## SET PROBLEM
Go through the material and write it all out exactly, minus the pictures.

[BEGIN]

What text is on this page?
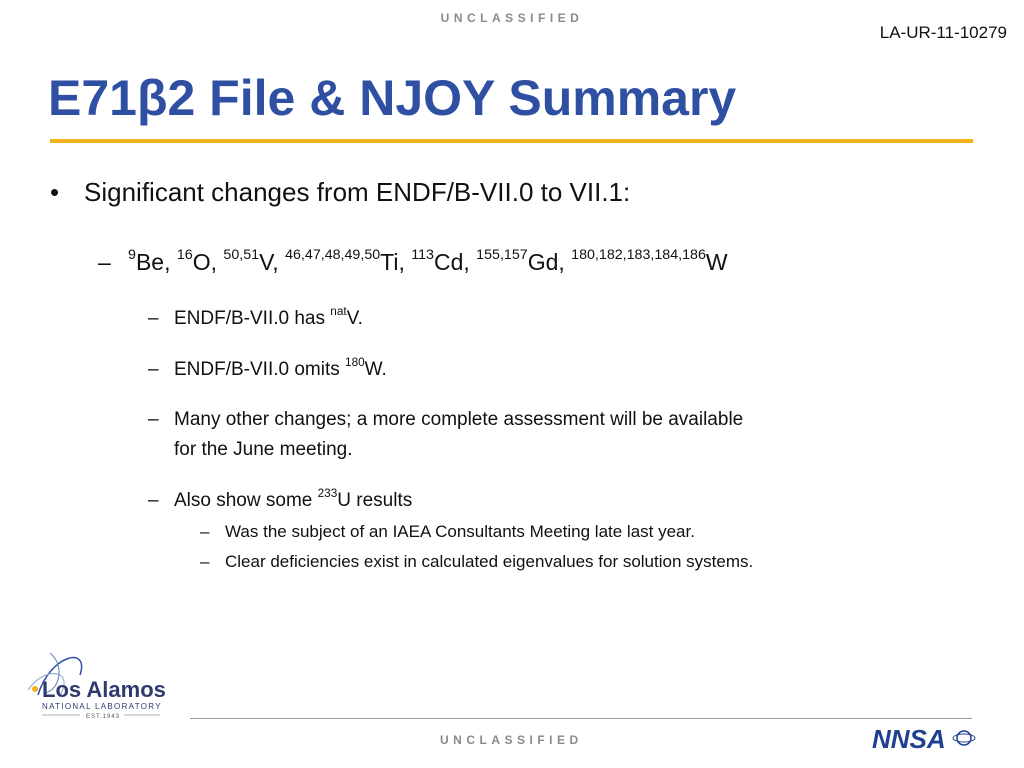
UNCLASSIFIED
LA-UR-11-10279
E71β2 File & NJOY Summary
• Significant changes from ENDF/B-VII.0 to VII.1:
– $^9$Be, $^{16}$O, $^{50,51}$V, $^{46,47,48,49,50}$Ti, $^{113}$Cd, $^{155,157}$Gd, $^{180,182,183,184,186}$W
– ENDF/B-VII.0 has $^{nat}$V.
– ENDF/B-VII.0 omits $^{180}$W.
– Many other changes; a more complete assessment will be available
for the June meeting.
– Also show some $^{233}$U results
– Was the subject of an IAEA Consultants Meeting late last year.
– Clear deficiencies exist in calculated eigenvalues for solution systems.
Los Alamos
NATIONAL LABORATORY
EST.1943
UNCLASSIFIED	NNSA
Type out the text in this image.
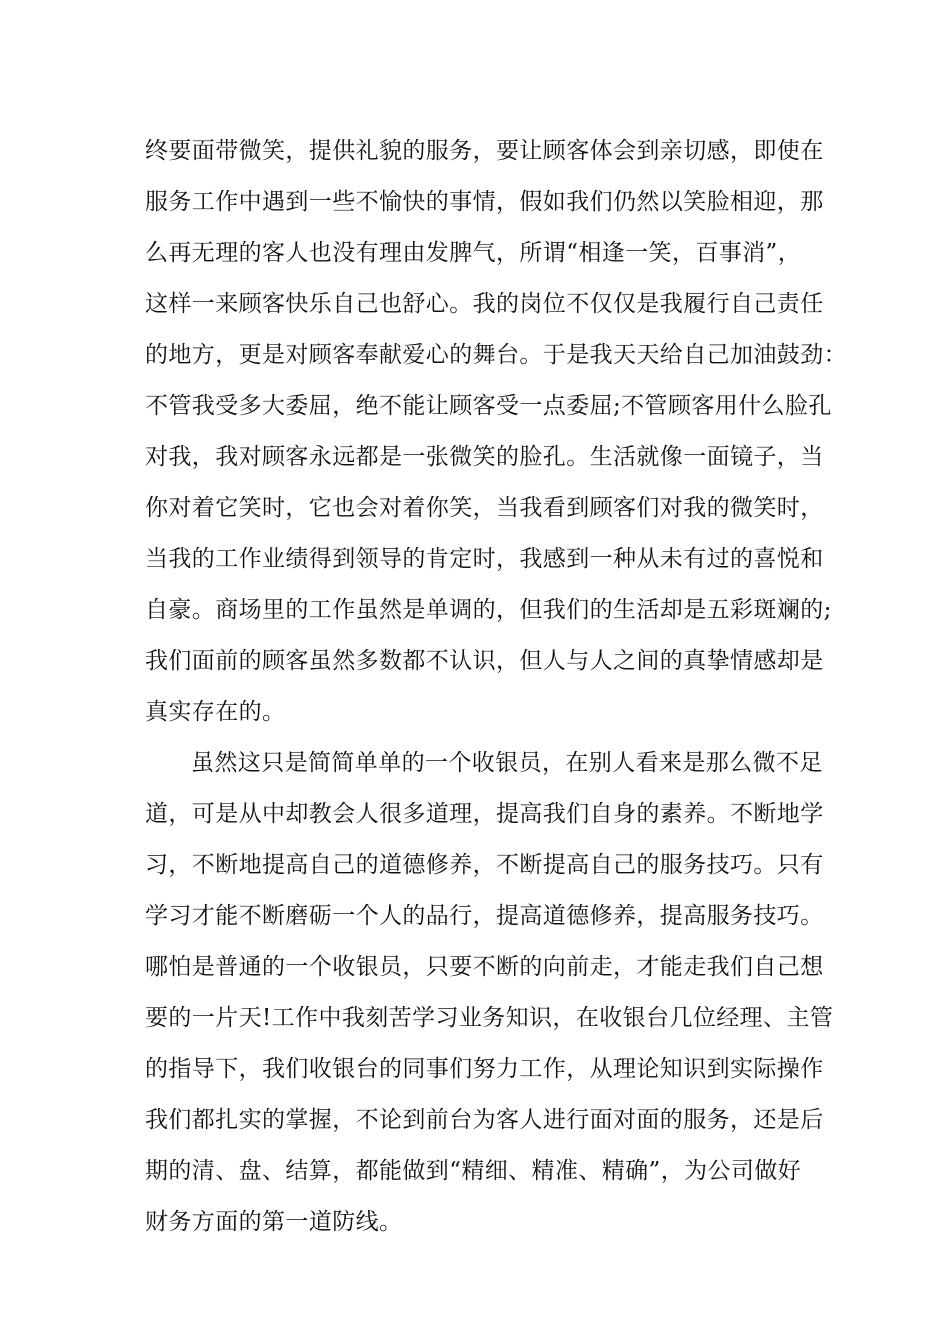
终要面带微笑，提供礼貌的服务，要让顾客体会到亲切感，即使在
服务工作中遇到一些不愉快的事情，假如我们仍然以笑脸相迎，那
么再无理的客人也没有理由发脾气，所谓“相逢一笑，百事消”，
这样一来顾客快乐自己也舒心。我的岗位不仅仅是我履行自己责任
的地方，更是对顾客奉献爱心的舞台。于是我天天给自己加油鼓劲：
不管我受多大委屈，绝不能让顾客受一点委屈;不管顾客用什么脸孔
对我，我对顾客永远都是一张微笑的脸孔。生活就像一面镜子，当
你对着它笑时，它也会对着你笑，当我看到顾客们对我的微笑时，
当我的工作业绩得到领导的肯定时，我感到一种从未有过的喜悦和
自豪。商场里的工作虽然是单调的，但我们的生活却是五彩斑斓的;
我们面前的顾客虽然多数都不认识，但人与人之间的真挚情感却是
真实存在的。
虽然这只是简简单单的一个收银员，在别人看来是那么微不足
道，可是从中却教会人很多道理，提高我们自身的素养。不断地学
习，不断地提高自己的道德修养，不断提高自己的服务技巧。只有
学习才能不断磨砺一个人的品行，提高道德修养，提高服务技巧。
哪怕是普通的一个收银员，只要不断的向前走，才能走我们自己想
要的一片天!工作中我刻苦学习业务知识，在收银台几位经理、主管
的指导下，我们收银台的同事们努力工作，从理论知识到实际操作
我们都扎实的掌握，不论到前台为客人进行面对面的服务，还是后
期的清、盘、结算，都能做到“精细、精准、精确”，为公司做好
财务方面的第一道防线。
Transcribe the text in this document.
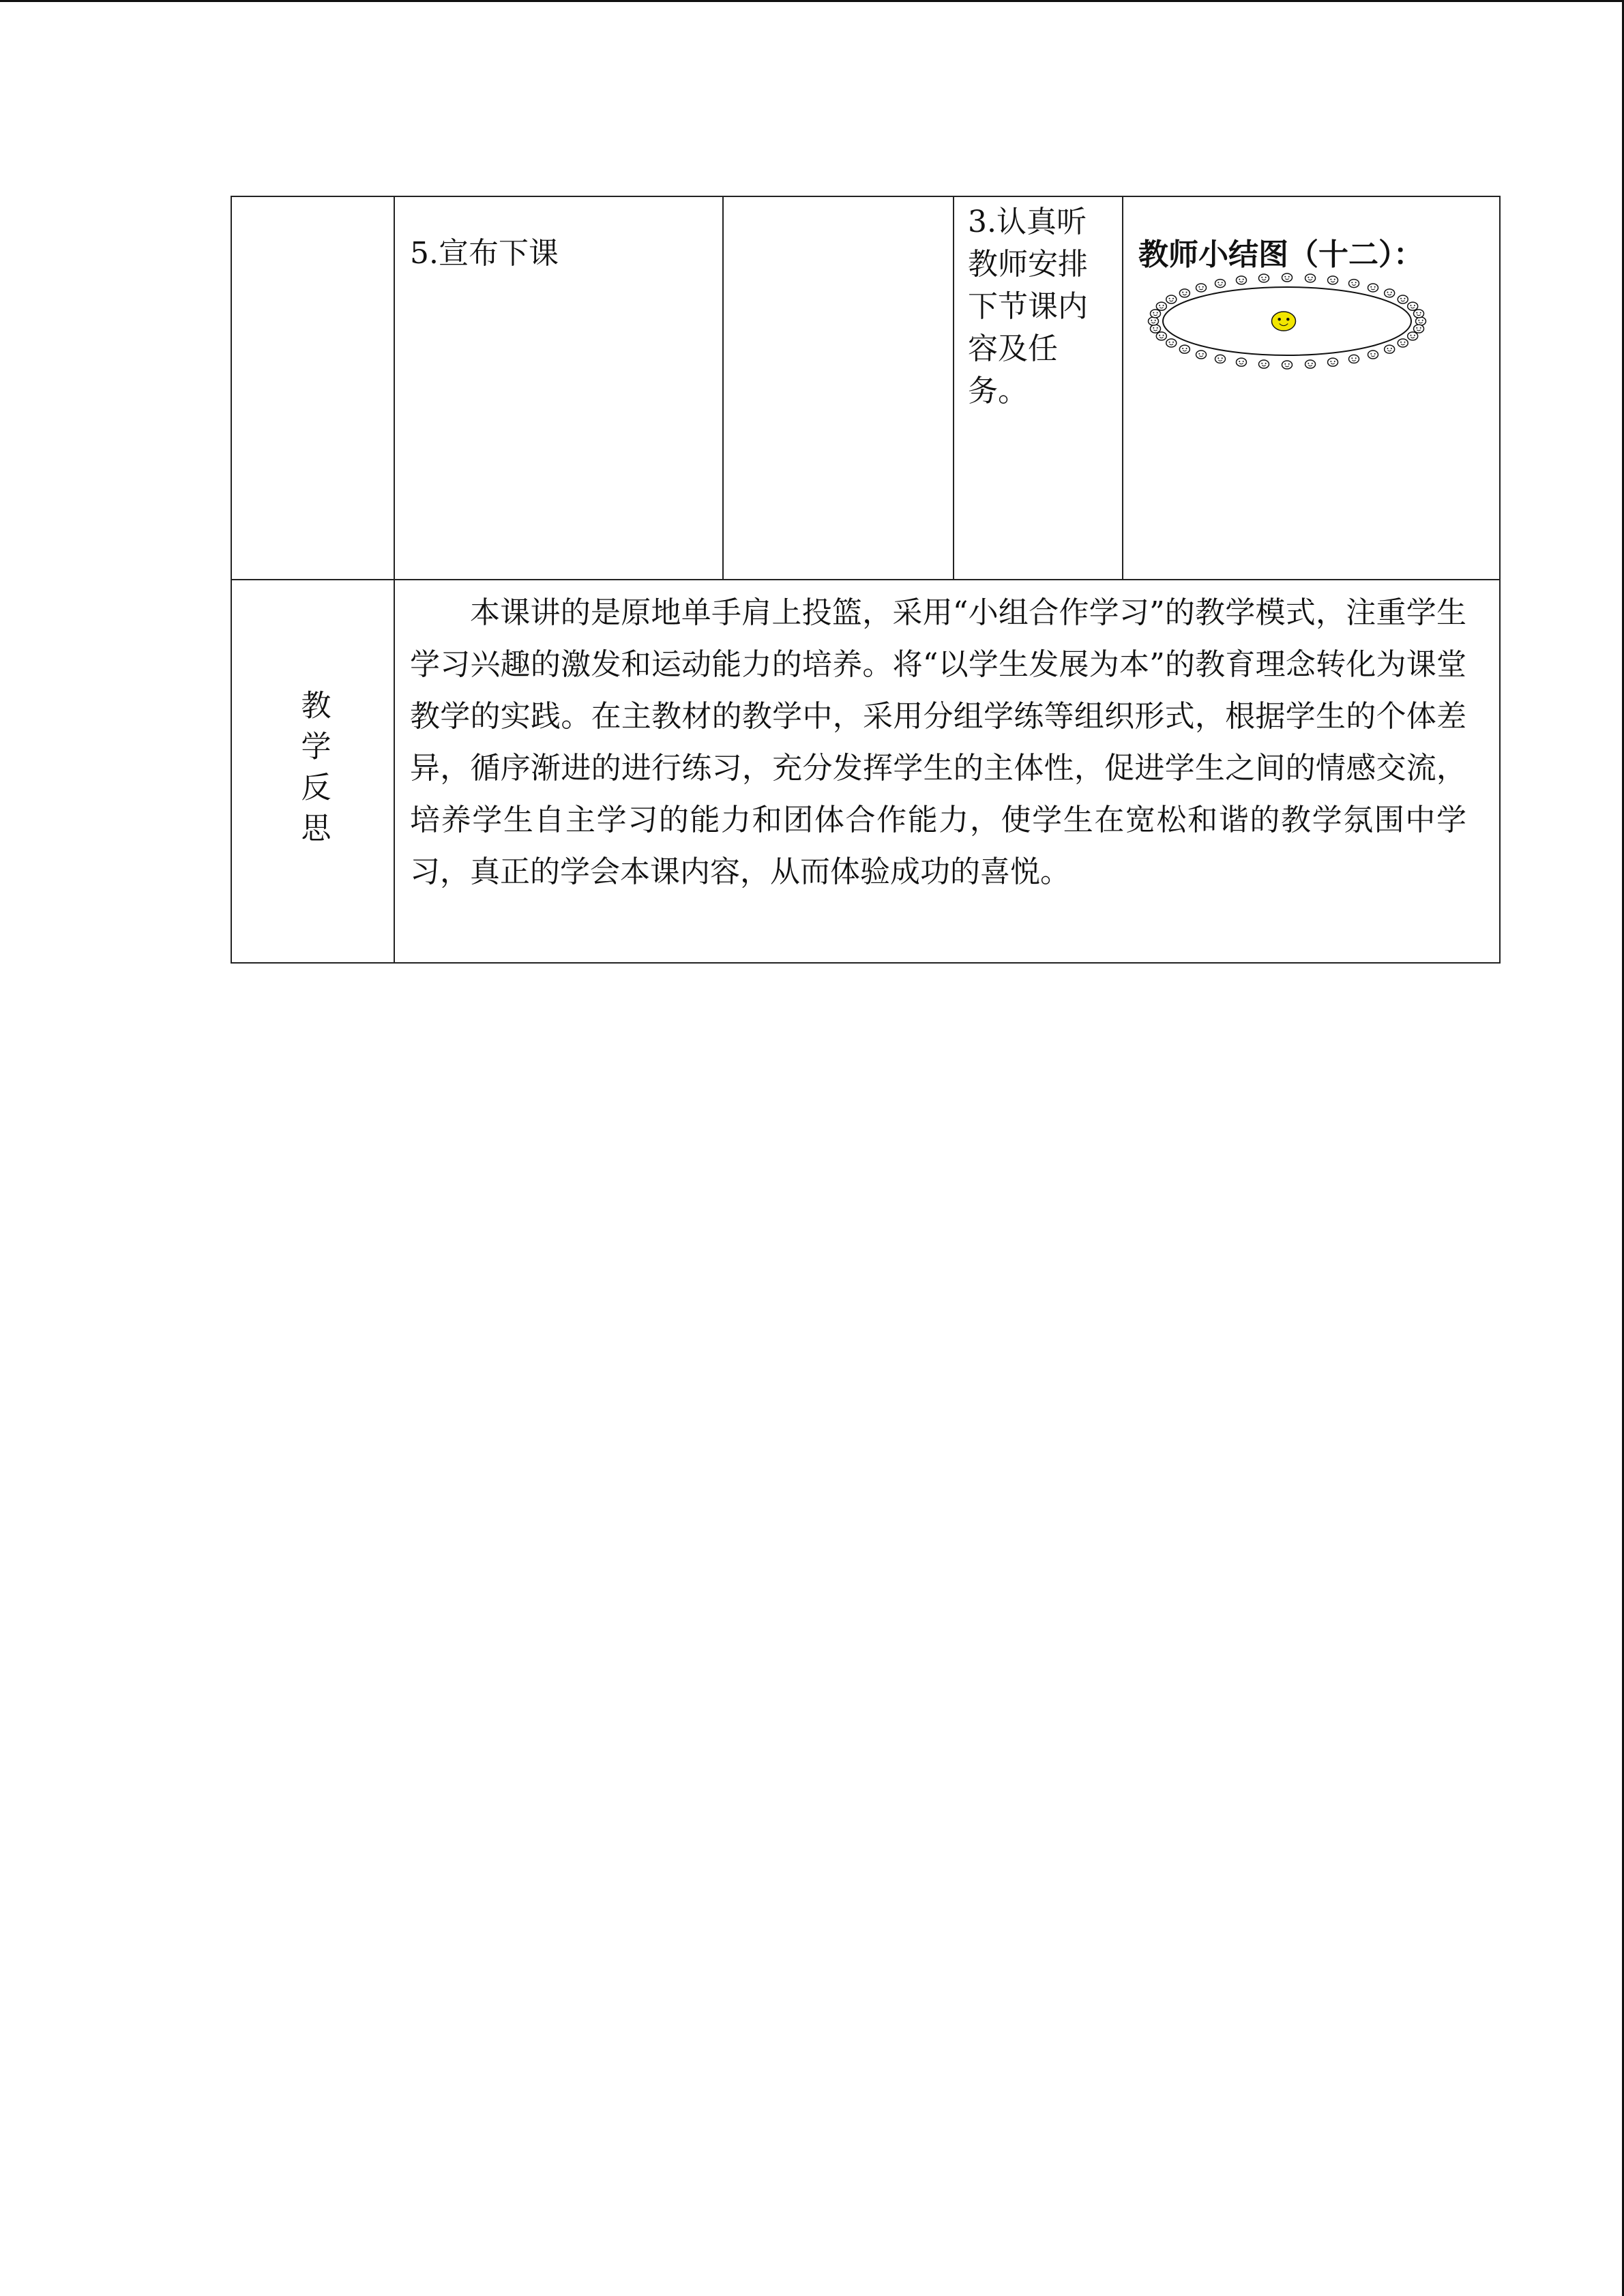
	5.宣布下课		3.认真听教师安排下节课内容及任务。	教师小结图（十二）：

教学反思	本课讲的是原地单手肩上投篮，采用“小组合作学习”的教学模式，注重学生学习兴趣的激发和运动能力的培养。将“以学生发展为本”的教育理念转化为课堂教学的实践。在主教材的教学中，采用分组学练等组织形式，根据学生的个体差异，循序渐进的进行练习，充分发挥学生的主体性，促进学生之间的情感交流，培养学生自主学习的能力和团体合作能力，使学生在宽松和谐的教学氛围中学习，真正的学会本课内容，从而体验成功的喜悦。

[END]

## EXERCISE SOLUTION
What text is on this page?
UNCLASSIFIED
LA-UR-11-10279
E71β2 File & NJOY Summary
• Significant changes from ENDF/B-VII.0 to VII.1:
– $^9$Be, $^{16}$O, $^{50,51}$V, $^{46,47,48,49,50}$Ti, $^{113}$Cd, $^{155,157}$Gd, $^{180,182,183,184,186}$W
– ENDF/B-VII.0 has $^{nat}$V.
– ENDF/B-VII.0 omits $^{180}$W.
– Many other changes; a more complete assessment will be available
for the June meeting.
– Also show some $^{233}$U results
– Was the subject of an IAEA Consultants Meeting late last year.
– Clear deficiencies exist in calculated eigenvalues for solution systems.
Los Alamos
NATIONAL LABORATORY
EST.1943
UNCLASSIFIED	NNSA
Type out the text in this image.
终要面带微笑，提供礼貌的服务，要让顾客体会到亲切感，即使在
服务工作中遇到一些不愉快的事情，假如我们仍然以笑脸相迎，那
么再无理的客人也没有理由发脾气，所谓“相逢一笑，百事消”，
这样一来顾客快乐自己也舒心。我的岗位不仅仅是我履行自己责任
的地方，更是对顾客奉献爱心的舞台。于是我天天给自己加油鼓劲：
不管我受多大委屈，绝不能让顾客受一点委屈;不管顾客用什么脸孔
对我，我对顾客永远都是一张微笑的脸孔。生活就像一面镜子，当
你对着它笑时，它也会对着你笑，当我看到顾客们对我的微笑时，
当我的工作业绩得到领导的肯定时，我感到一种从未有过的喜悦和
自豪。商场里的工作虽然是单调的，但我们的生活却是五彩斑斓的;
我们面前的顾客虽然多数都不认识，但人与人之间的真挚情感却是
真实存在的。
虽然这只是简简单单的一个收银员，在别人看来是那么微不足
道，可是从中却教会人很多道理，提高我们自身的素养。不断地学
习，不断地提高自己的道德修养，不断提高自己的服务技巧。只有
学习才能不断磨砺一个人的品行，提高道德修养，提高服务技巧。
哪怕是普通的一个收银员，只要不断的向前走，才能走我们自己想
要的一片天!工作中我刻苦学习业务知识，在收银台几位经理、主管
的指导下，我们收银台的同事们努力工作，从理论知识到实际操作
我们都扎实的掌握，不论到前台为客人进行面对面的服务，还是后
期的清、盘、结算，都能做到“精细、精准、精确”，为公司做好
财务方面的第一道防线。
Transcribe the text in this document.
	5.宣布下课		3.认真听教师安排下节课内容及任务。	教师小结图（十二）：

教学反思	本课讲的是原地单手肩上投篮，采用“小组合作学习”的教学模式，注重学生学习兴趣的激发和运动能力的培养。将“以学生发展为本”的教育理念转化为课堂教学的实践。在主教材的教学中，采用分组学练等组织形式，根据学生的个体差异，循序渐进的进行练习，充分发挥学生的主体性，促进学生之间的情感交流，培养学生自主学习的能力和团体合作能力，使学生在宽松和谐的教学氛围中学习，真正的学会本课内容，从而体验成功的喜悦。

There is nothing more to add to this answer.